** Requirements **
Rewrite the rows between the lines holding "Localize all elements." and "cube-cutout-outline <box>269 339", inclusive, with every "lc-droplet" changed to "liquid-crystal-droplet" and nothing else altered. Leave the pictures out of your output.
— START OF Materials provided —
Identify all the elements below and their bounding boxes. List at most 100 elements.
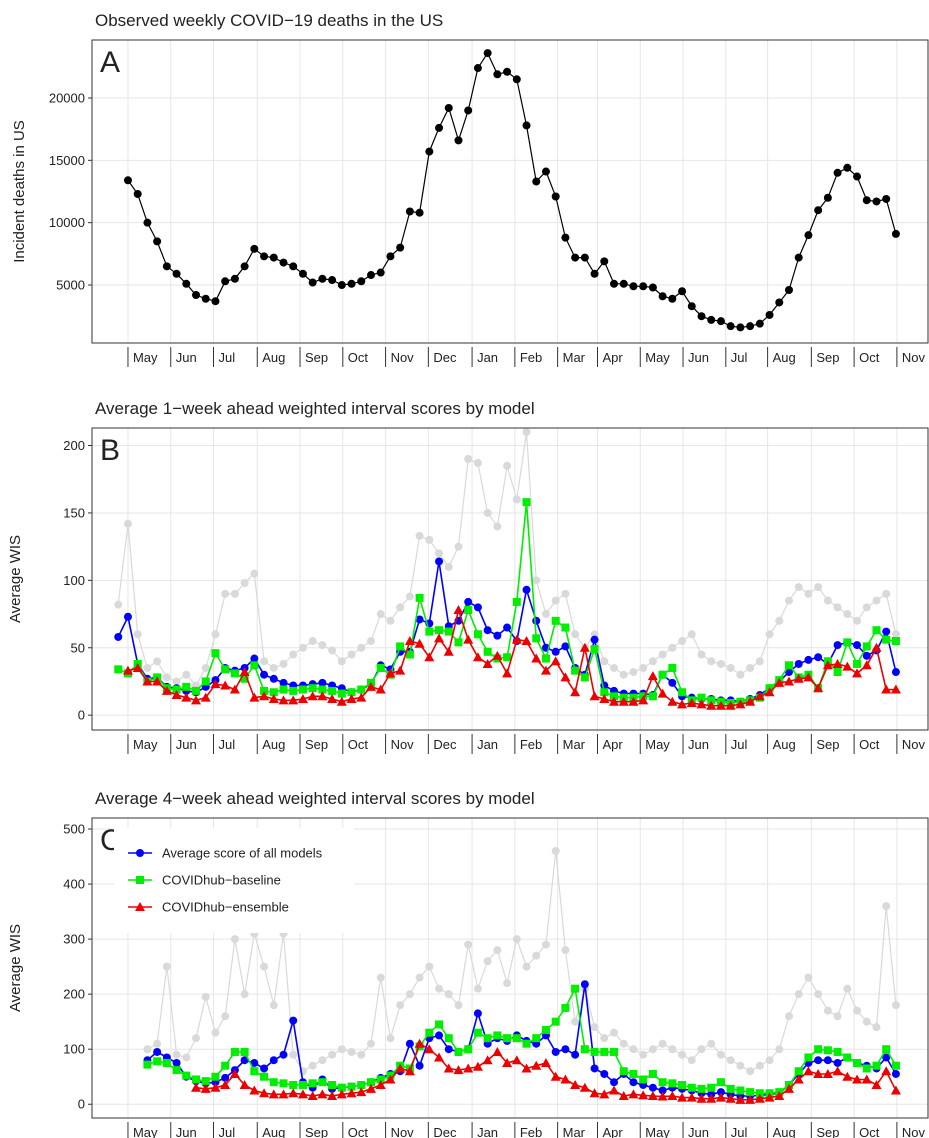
— END OF Materials provided —
— START OF Materials provided —
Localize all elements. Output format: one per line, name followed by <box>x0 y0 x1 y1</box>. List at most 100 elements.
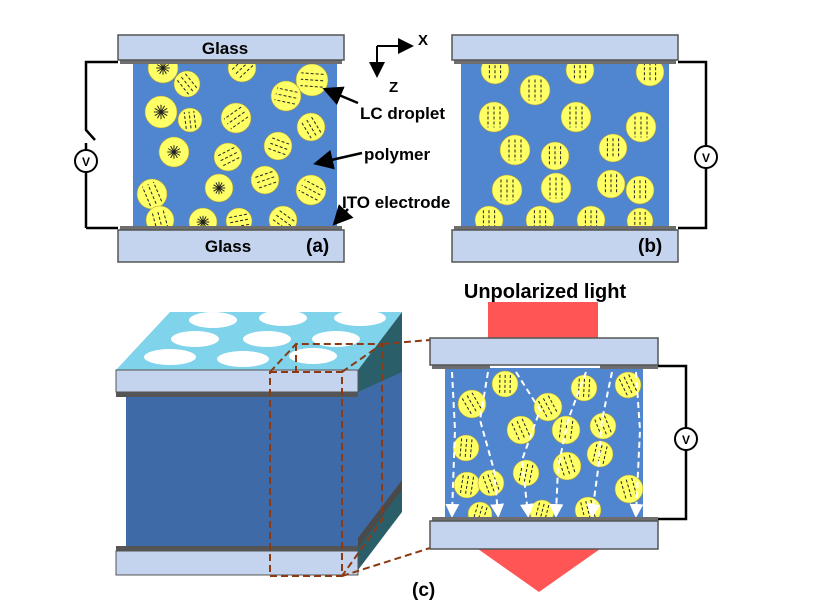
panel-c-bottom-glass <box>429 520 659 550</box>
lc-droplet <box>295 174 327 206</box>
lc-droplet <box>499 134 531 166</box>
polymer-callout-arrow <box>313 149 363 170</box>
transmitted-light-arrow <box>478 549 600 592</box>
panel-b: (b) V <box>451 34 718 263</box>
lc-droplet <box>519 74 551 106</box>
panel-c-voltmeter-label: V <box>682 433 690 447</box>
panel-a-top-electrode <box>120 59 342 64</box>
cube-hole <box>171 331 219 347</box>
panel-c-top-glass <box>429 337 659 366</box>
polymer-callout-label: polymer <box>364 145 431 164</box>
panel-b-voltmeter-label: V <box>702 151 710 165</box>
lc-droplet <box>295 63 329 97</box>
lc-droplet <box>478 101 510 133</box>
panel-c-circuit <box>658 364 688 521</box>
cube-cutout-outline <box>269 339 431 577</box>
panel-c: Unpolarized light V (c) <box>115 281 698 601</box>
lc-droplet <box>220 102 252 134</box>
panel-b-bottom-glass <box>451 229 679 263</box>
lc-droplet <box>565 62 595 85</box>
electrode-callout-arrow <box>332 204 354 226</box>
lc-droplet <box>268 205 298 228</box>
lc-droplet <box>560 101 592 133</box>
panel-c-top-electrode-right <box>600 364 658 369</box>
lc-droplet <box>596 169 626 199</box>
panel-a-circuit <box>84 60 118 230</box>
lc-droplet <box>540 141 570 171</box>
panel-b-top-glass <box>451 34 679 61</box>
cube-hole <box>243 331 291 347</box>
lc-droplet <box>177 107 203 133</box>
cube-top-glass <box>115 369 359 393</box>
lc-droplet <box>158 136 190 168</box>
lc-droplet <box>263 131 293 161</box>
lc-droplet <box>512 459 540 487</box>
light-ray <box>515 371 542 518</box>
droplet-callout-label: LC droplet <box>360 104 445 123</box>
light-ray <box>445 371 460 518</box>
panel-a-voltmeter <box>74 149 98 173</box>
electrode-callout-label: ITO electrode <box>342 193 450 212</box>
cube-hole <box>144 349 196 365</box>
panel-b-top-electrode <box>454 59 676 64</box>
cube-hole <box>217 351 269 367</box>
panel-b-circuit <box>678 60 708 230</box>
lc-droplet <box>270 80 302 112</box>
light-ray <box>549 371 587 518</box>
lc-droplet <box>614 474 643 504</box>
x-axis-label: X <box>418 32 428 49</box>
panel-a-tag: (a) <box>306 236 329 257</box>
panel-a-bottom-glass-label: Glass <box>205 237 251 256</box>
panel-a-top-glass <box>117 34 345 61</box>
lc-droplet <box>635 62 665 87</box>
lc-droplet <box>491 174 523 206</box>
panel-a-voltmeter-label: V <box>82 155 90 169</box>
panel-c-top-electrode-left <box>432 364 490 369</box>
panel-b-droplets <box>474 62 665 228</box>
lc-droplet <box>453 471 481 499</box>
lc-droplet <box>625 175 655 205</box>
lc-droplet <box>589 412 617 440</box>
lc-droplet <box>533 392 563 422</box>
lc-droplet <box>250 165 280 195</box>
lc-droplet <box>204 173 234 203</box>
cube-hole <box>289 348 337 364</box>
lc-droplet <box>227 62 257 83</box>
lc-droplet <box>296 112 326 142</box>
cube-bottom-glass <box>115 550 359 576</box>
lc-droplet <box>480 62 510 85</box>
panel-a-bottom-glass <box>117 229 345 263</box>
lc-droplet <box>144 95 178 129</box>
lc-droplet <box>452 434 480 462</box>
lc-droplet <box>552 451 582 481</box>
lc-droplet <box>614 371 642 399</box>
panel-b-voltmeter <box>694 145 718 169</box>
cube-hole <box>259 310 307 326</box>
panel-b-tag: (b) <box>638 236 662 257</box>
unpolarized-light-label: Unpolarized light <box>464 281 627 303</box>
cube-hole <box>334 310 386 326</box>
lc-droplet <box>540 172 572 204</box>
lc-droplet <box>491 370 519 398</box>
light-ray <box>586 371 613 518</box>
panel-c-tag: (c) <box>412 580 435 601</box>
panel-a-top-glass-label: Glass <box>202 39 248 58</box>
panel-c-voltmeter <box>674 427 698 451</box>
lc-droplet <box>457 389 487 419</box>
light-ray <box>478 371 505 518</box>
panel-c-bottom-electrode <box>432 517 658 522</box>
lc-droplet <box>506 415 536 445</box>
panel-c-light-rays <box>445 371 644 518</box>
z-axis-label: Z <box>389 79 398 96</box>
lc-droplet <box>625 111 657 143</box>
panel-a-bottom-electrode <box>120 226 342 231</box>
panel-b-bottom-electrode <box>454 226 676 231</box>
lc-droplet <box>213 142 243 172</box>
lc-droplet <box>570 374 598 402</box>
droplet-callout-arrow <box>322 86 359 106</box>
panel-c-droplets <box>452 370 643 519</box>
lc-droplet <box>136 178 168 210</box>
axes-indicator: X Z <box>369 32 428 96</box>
— END OF Materials provided —
** Output below **
Localize all elements. Output format: one per line, name followed by <box>x0 y0 x1 y1</box>. List at most 100 elements.
panel-c-bottom-glass <box>429 520 659 550</box>
liquid-crystal-droplet <box>295 174 327 206</box>
liquid-crystal-droplet <box>499 134 531 166</box>
polymer-callout-arrow <box>313 149 363 170</box>
transmitted-light-arrow <box>478 549 600 592</box>
panel-b: (b) V <box>451 34 718 263</box>
liquid-crystal-droplet <box>519 74 551 106</box>
panel-c-voltmeter-label: V <box>682 433 690 447</box>
panel-a-top-electrode <box>120 59 342 64</box>
cube-hole <box>171 331 219 347</box>
panel-c-top-glass <box>429 337 659 366</box>
polymer-callout-label: polymer <box>364 145 431 164</box>
panel-b-voltmeter-label: V <box>702 151 710 165</box>
liquid-crystal-droplet <box>295 63 329 97</box>
liquid-crystal-droplet <box>478 101 510 133</box>
panel-c-circuit <box>658 364 688 521</box>
cube-cutout-outline <box>269 339 431 577</box>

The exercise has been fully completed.